## DO THIS
Report all lines from the entries below in which "ARGUMENT" appears.

═════ DATA ROWS

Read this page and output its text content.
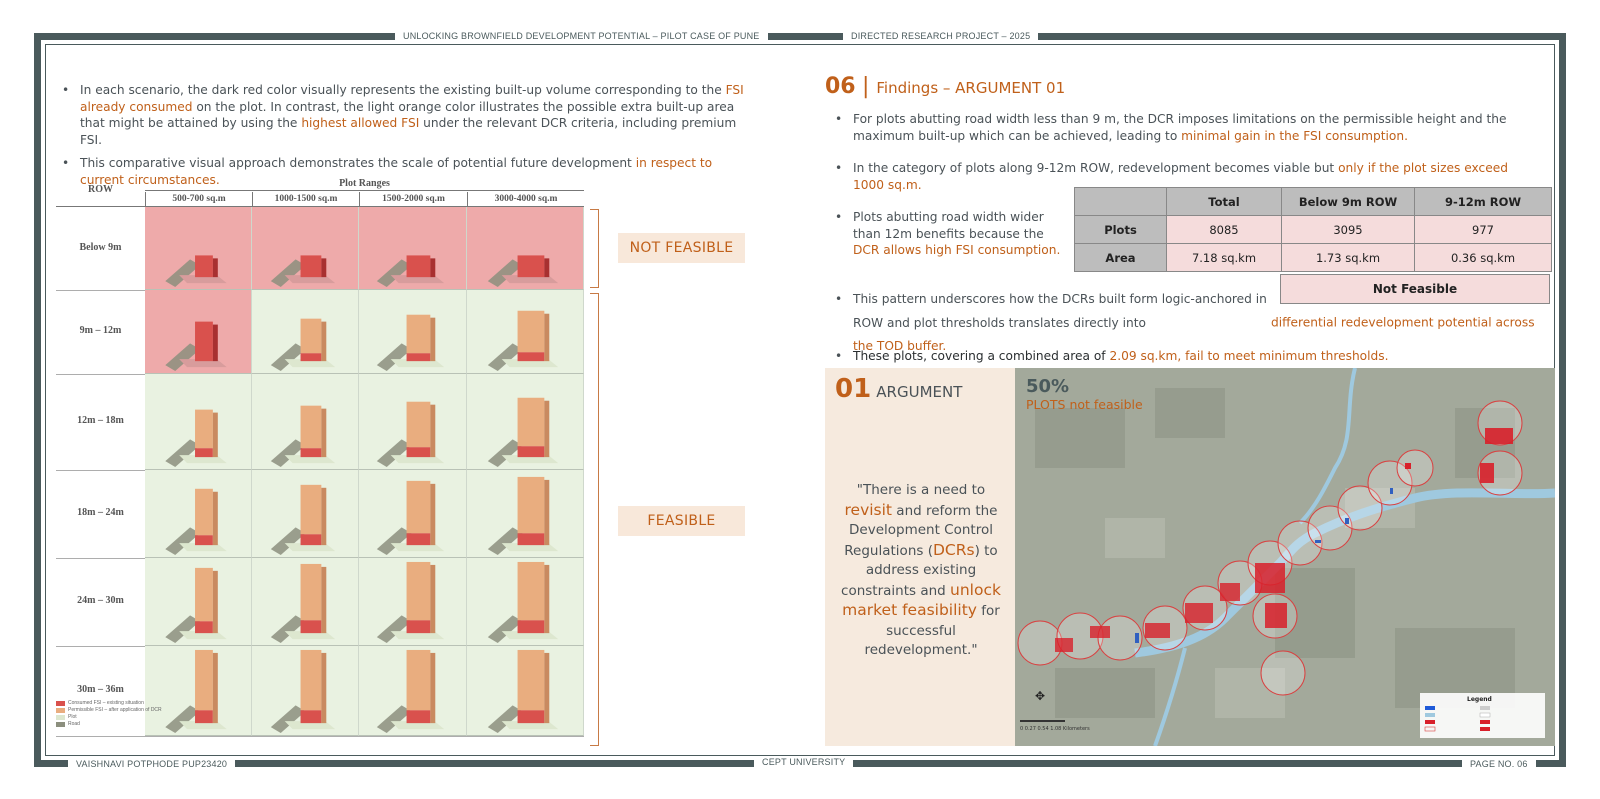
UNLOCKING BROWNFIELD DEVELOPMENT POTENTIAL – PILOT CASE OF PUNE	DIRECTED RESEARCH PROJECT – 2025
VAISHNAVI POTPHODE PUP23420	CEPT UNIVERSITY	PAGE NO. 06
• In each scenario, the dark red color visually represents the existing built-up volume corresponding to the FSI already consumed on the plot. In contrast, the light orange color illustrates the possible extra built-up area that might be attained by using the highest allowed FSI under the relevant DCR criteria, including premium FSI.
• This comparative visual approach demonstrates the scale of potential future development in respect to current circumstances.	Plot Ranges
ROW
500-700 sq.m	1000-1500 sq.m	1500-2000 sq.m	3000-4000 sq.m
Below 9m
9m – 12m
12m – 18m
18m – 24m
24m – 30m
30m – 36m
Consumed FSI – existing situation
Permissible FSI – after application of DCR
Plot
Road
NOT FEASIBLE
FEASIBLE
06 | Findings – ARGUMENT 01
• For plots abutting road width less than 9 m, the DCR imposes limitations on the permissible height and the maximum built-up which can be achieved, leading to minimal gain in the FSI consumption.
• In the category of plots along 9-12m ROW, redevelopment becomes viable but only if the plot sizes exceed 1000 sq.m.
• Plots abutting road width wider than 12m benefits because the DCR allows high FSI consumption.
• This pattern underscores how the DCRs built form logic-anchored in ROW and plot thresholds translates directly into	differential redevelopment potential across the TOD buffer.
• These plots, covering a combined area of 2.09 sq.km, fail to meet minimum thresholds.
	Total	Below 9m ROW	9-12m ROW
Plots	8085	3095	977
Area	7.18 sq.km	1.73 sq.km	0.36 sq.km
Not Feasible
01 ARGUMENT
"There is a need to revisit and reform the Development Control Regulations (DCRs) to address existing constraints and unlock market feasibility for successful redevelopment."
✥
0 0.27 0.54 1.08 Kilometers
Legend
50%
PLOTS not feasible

══════════
═════ DATA ROWS

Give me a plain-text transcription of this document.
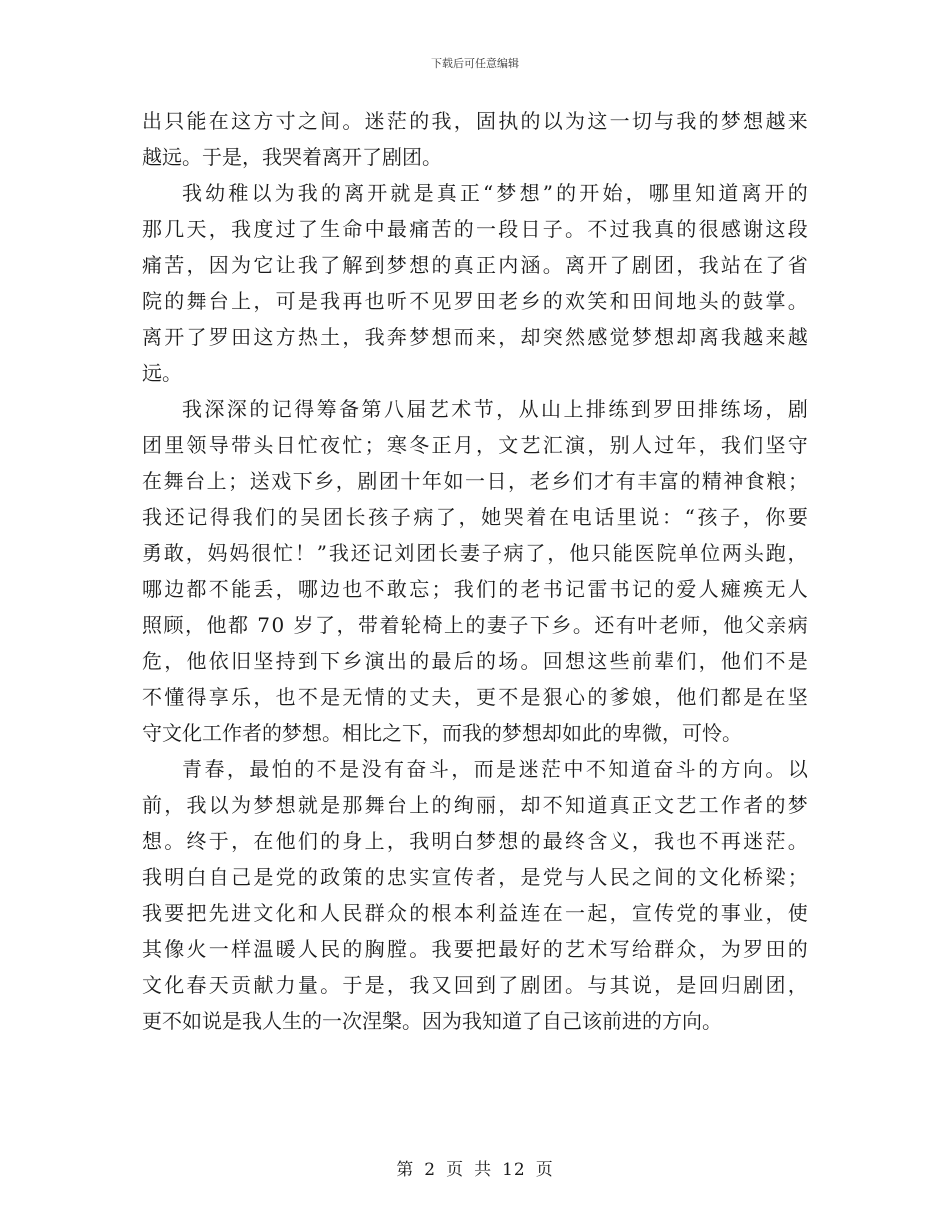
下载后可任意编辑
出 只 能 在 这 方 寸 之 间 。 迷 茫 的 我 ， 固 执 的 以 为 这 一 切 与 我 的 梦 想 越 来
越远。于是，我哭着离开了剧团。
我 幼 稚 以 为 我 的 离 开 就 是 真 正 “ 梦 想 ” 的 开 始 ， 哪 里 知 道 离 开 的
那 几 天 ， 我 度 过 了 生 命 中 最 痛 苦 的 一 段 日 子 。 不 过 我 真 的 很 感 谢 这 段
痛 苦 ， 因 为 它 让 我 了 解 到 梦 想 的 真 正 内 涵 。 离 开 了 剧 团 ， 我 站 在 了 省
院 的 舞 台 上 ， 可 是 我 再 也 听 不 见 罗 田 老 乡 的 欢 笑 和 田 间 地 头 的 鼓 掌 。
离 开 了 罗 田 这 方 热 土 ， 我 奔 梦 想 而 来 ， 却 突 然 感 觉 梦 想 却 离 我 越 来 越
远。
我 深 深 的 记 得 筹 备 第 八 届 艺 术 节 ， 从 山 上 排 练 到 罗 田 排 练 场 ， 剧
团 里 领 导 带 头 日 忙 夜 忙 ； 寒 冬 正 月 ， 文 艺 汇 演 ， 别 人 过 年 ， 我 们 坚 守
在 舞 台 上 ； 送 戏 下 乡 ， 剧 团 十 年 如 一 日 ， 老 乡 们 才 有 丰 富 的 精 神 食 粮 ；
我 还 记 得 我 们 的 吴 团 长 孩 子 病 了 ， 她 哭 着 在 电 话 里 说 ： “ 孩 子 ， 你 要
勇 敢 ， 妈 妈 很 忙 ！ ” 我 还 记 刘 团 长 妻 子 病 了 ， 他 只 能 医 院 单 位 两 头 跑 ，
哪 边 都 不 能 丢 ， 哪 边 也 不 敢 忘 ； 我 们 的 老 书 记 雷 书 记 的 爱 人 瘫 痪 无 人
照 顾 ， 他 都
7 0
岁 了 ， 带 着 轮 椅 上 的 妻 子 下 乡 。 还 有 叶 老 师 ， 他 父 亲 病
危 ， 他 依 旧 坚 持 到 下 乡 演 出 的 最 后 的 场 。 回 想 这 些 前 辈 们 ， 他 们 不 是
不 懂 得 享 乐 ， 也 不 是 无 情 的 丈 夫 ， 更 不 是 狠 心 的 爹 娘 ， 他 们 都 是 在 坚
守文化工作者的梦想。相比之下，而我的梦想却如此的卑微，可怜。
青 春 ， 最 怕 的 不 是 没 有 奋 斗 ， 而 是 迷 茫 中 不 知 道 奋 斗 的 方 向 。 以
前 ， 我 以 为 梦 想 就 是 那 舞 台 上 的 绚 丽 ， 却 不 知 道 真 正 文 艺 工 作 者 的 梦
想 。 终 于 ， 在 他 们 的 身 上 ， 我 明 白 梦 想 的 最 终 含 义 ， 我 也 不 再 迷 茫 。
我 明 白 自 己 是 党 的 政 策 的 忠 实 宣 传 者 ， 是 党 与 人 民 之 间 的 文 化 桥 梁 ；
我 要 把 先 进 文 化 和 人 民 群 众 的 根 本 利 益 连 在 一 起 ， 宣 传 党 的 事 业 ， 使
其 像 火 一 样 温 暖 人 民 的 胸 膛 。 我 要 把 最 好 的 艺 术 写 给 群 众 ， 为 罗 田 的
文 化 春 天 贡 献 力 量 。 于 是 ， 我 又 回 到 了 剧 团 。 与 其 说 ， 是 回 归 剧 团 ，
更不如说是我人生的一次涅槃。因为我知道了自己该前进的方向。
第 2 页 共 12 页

══════════

## REPLY TO THE EXERCISE
06 | Findings – ARGUMENT 01
01 ARGUMENT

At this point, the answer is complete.